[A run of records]
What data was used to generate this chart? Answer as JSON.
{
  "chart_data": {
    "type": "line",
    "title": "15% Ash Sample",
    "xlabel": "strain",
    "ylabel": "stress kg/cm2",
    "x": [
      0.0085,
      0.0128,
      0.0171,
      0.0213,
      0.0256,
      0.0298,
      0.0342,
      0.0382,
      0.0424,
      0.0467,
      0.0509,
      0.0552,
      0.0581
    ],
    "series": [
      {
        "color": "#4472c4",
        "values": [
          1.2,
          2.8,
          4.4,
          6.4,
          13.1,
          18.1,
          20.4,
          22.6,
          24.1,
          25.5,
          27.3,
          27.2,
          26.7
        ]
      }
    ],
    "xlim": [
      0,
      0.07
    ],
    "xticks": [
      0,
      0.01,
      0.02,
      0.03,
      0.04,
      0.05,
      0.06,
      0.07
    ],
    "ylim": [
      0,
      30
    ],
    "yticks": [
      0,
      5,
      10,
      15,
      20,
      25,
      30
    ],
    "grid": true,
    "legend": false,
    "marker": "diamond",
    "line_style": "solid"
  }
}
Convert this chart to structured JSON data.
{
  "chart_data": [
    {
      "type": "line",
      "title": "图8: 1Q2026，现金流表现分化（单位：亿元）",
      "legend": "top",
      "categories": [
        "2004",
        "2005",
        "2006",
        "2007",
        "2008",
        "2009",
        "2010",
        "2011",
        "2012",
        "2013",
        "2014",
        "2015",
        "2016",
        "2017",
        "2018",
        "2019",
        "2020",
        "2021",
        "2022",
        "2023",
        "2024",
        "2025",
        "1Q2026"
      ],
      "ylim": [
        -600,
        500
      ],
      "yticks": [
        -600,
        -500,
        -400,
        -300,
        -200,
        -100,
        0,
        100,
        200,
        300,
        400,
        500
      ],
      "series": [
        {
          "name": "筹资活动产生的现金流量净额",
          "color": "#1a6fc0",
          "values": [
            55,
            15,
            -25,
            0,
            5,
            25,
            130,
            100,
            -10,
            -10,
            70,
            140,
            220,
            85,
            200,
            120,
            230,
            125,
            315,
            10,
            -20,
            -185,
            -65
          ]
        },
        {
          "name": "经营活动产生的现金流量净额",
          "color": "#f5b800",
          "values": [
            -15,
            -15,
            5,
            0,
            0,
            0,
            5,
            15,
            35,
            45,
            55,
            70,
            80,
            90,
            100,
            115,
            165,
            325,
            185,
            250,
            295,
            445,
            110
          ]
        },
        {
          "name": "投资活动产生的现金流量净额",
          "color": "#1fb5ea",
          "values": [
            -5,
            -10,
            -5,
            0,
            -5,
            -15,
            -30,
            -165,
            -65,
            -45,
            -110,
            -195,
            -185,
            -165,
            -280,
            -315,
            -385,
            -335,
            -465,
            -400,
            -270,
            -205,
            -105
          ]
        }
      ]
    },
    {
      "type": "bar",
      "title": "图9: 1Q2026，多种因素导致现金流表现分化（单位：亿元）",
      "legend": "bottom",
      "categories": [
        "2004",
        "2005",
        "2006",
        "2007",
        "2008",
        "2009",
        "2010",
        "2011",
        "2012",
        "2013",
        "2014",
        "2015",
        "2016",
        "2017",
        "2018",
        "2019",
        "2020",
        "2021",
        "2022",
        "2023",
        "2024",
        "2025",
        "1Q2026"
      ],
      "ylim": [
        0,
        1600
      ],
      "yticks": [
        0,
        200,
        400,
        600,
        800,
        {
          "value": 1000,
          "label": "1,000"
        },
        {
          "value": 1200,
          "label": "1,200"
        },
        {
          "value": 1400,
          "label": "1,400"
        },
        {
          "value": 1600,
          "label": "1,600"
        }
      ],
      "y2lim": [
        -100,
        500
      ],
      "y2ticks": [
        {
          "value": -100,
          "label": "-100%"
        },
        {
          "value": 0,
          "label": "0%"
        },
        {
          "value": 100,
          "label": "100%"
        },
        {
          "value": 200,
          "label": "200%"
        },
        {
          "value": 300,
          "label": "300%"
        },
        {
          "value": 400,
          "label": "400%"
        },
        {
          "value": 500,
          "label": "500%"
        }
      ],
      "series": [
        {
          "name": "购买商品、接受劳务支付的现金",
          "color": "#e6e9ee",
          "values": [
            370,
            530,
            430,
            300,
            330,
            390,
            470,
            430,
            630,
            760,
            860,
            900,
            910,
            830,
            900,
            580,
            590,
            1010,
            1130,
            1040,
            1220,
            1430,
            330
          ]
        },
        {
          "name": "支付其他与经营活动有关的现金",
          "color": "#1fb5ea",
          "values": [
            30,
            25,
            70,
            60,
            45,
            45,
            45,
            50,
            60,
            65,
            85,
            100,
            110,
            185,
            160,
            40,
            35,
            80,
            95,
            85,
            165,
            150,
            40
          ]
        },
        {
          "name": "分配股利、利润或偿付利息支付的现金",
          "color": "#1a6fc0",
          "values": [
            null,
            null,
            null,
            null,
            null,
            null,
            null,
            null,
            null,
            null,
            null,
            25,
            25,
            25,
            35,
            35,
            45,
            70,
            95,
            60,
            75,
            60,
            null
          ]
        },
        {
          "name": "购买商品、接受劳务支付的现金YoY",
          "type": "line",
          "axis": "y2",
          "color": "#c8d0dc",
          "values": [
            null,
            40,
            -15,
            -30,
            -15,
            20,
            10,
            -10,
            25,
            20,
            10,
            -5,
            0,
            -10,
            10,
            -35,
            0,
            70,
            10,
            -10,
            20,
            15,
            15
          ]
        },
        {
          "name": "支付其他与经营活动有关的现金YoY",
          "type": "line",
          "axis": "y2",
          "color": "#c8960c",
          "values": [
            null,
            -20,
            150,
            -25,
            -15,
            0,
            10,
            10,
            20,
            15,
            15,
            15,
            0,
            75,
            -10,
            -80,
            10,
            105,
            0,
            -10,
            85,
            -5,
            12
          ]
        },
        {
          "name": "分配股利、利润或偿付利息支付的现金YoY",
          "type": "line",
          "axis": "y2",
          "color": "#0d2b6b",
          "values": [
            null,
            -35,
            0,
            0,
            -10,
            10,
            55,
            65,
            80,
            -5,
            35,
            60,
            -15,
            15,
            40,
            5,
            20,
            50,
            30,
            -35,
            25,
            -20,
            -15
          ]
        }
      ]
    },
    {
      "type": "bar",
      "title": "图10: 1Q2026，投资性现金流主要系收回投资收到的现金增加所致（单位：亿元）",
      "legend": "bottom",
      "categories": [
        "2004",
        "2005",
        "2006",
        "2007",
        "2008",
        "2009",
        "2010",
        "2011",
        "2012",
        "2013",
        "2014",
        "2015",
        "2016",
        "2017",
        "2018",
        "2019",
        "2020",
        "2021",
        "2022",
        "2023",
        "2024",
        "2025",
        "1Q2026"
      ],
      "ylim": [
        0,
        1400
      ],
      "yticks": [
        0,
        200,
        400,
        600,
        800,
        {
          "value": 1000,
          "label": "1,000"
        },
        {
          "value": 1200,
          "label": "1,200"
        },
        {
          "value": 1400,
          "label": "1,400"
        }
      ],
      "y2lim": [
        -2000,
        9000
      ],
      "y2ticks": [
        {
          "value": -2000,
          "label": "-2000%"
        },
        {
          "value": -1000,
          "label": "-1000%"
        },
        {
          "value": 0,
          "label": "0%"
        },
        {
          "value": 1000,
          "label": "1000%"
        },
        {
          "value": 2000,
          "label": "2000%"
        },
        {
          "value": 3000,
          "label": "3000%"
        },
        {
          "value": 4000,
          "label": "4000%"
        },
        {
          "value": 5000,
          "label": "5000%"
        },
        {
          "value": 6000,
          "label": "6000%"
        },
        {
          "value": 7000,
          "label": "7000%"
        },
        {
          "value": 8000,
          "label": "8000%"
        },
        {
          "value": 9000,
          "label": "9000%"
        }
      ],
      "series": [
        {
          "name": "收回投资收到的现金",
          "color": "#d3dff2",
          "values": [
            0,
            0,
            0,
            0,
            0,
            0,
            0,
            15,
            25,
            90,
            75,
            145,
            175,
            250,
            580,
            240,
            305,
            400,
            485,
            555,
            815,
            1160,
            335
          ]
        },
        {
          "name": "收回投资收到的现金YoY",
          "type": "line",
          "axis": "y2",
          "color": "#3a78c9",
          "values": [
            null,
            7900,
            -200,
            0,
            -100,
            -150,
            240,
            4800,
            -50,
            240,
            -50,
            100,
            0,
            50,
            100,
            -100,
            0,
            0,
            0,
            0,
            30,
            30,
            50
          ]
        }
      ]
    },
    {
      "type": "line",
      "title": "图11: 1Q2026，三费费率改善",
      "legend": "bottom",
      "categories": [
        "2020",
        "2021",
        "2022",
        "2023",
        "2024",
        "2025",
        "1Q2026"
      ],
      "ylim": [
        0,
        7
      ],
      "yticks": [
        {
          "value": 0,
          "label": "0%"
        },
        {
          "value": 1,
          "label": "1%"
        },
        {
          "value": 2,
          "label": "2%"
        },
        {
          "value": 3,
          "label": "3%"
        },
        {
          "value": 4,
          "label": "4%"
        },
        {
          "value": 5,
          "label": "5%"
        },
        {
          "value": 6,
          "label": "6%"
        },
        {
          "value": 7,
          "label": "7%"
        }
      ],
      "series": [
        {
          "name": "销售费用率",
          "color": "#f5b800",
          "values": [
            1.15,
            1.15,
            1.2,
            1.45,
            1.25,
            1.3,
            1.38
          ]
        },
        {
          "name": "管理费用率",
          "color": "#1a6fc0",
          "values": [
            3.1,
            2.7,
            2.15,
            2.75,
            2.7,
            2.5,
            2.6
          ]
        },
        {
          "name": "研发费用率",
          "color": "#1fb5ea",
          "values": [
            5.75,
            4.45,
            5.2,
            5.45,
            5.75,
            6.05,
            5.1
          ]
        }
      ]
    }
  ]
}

Short task —
All lines of the data above that include the word "title" must be shown.

In response —
    "title": "15% Ash Sample",
      "title": "图8: 1Q2026，现金流表现分化（单位：亿元）",
      "title": "图9: 1Q2026，多种因素导致现金流表现分化（单位：亿元）",
      "title": "图10: 1Q2026，投资性现金流主要系收回投资收到的现金增加所致（单位：亿元）",
      "title": "图11: 1Q2026，三费费率改善",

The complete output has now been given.